> _PROBLEM_:
All of the data must be printed exactly; please include every line.

> _RECORDS TO USE_:

────────────────────

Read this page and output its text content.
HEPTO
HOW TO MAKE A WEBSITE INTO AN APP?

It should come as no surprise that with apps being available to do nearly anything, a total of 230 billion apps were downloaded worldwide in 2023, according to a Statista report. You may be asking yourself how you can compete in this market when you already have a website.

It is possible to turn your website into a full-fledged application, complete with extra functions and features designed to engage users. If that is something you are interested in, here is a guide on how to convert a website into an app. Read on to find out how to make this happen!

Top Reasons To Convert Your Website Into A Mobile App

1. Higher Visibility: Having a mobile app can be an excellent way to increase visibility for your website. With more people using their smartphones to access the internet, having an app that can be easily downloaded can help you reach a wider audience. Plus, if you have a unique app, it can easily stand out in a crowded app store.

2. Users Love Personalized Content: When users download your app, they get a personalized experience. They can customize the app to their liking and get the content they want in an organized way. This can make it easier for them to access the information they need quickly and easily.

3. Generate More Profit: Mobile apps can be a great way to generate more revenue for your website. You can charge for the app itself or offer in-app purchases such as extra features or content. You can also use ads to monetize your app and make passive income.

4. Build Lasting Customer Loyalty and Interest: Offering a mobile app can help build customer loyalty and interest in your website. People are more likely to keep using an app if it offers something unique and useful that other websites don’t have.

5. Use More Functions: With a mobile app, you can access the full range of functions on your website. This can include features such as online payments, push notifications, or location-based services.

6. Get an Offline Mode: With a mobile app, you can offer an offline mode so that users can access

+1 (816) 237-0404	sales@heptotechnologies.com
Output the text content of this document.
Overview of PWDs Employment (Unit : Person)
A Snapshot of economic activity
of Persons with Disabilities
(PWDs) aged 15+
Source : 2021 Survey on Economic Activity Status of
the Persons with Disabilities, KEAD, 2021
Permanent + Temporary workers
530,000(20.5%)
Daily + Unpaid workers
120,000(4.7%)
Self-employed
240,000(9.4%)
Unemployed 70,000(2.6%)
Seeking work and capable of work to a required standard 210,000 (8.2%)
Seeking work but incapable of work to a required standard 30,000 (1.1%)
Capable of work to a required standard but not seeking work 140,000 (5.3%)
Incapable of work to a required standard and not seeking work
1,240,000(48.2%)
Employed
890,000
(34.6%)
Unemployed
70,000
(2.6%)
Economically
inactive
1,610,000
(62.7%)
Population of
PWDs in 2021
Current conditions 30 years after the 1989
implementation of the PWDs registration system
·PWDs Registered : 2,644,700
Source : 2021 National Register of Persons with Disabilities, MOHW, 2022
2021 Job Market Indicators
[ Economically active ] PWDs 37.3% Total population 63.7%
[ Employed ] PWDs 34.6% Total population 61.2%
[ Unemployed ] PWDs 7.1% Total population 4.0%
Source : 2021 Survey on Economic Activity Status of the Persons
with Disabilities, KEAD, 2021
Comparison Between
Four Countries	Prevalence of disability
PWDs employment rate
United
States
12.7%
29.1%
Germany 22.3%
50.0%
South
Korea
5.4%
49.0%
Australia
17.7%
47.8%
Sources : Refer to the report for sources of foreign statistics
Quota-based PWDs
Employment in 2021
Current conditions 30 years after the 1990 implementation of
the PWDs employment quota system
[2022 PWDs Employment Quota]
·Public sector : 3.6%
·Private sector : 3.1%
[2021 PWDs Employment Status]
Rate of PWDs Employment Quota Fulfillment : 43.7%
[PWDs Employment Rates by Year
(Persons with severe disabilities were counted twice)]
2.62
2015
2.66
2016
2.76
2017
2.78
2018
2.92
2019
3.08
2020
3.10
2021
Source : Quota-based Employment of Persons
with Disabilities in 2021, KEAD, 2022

────────────────────

> _TASK SOLUTION_:
Read this page and output its text content.
HEPTO
HOW TO MAKE A WEBSITE INTO AN APP?

It should come as no surprise that with apps being available to do nearly anything, a total of 230 billion apps were downloaded worldwide in 2023, according to a Statista report. You may be asking yourself how you can compete in this market when you already have a website.

It is possible to turn your website into a full-fledged application, complete with extra functions and features designed to engage users. If that is something you are interested in, here is a guide on how to convert a website into an app. Read on to find out how to make this happen!

Top Reasons To Convert Your Website Into A Mobile App

1. Higher Visibility: Having a mobile app can be an excellent way to increase visibility for your website. With more people using their smartphones to access the internet, having an app that can be easily downloaded can help you reach a wider audience. Plus, if you have a unique app, it can easily stand out in a crowded app store.

2. Users Love Personalized Content: When users download your app, they get a personalized experience. They can customize the app to their liking and get the content they want in an organized way. This can make it easier for them to access the information they need quickly and easily.

3. Generate More Profit: Mobile apps can be a great way to generate more revenue for your website. You can charge for the app itself or offer in-app purchases such as extra features or content. You can also use ads to monetize your app and make passive income.

4. Build Lasting Customer Loyalty and Interest: Offering a mobile app can help build customer loyalty and interest in your website. People are more likely to keep using an app if it offers something unique and useful that other websites don’t have.

5. Use More Functions: With a mobile app, you can access the full range of functions on your website. This can include features such as online payments, push notifications, or location-based services.

6. Get an Offline Mode: With a mobile app, you can offer an offline mode so that users can access

+1 (816) 237-0404	sales@heptotechnologies.com
Output the text content of this document.
Overview of PWDs Employment (Unit : Person)
A Snapshot of economic activity
of Persons with Disabilities
(PWDs) aged 15+
Source : 2021 Survey on Economic Activity Status of
the Persons with Disabilities, KEAD, 2021
Permanent + Temporary workers
530,000(20.5%)
Daily + Unpaid workers
120,000(4.7%)
Self-employed
240,000(9.4%)
Unemployed 70,000(2.6%)
Seeking work and capable of work to a required standard 210,000 (8.2%)
Seeking work but incapable of work to a required standard 30,000 (1.1%)
Capable of work to a required standard but not seeking work 140,000 (5.3%)
Incapable of work to a required standard and not seeking work
1,240,000(48.2%)
Employed
890,000
(34.6%)
Unemployed
70,000
(2.6%)
Economically
inactive
1,610,000
(62.7%)
Population of
PWDs in 2021
Current conditions 30 years after the 1989
implementation of the PWDs registration system
·PWDs Registered : 2,644,700
Source : 2021 National Register of Persons with Disabilities, MOHW, 2022
2021 Job Market Indicators
[ Economically active ] PWDs 37.3% Total population 63.7%
[ Employed ] PWDs 34.6% Total population 61.2%
[ Unemployed ] PWDs 7.1% Total population 4.0%
Source : 2021 Survey on Economic Activity Status of the Persons
with Disabilities, KEAD, 2021
Comparison Between
Four Countries	Prevalence of disability
PWDs employment rate
United
States
12.7%
29.1%
Germany 22.3%
50.0%
South
Korea
5.4%
49.0%
Australia
17.7%
47.8%
Sources : Refer to the report for sources of foreign statistics
Quota-based PWDs
Employment in 2021
Current conditions 30 years after the 1990 implementation of
the PWDs employment quota system
[2022 PWDs Employment Quota]
·Public sector : 3.6%
·Private sector : 3.1%
[2021 PWDs Employment Status]
Rate of PWDs Employment Quota Fulfillment : 43.7%
[PWDs Employment Rates by Year
(Persons with severe disabilities were counted twice)]
2.62
2015
2.66
2016
2.76
2017
2.78
2018
2.92
2019
3.08
2020
3.10
2021
Source : Quota-based Employment of Persons
with Disabilities in 2021, KEAD, 2022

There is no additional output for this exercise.